▶ **TO DO**
Go through the records and copy each line where the word "Reviewers" occurs.

▶ **DATA FOR THIS EXERCISE**
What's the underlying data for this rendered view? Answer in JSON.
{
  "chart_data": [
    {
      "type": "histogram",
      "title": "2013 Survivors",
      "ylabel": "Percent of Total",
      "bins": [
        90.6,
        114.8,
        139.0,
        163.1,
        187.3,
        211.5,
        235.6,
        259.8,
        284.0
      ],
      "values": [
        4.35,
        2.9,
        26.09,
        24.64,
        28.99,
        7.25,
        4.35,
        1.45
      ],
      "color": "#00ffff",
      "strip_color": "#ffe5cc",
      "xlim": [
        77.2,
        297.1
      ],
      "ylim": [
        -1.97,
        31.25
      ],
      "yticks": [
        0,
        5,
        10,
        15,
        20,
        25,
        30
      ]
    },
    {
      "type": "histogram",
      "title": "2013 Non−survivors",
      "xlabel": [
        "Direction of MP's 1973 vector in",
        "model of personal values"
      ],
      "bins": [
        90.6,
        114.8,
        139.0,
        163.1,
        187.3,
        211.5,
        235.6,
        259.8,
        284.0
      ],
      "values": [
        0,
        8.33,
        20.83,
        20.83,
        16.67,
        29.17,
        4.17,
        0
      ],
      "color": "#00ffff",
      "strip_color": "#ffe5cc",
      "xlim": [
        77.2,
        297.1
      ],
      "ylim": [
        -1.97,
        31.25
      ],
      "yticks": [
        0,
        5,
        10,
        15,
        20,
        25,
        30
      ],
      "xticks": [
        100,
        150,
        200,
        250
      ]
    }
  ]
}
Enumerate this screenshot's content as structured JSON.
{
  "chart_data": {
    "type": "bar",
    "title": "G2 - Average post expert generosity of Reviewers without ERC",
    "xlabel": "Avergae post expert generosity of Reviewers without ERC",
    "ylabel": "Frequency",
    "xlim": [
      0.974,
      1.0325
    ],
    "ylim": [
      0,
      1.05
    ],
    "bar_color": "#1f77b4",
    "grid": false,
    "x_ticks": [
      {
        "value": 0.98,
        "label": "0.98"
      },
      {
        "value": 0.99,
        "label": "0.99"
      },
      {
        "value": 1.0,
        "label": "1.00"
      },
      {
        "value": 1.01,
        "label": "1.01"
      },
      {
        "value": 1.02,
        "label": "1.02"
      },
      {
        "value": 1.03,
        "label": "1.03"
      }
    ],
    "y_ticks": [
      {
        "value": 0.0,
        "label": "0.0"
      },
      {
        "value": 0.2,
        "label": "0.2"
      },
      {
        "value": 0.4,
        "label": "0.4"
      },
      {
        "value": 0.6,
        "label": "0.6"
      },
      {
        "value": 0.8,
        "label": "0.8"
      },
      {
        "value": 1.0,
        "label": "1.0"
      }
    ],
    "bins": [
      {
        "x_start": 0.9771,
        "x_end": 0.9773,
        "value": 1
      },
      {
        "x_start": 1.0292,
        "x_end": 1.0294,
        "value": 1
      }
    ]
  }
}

▶ **PROBLEM SOLUTION**
    "title": "G2 - Average post expert generosity of Reviewers without ERC",
    "xlabel": "Avergae post expert generosity of Reviewers without ERC",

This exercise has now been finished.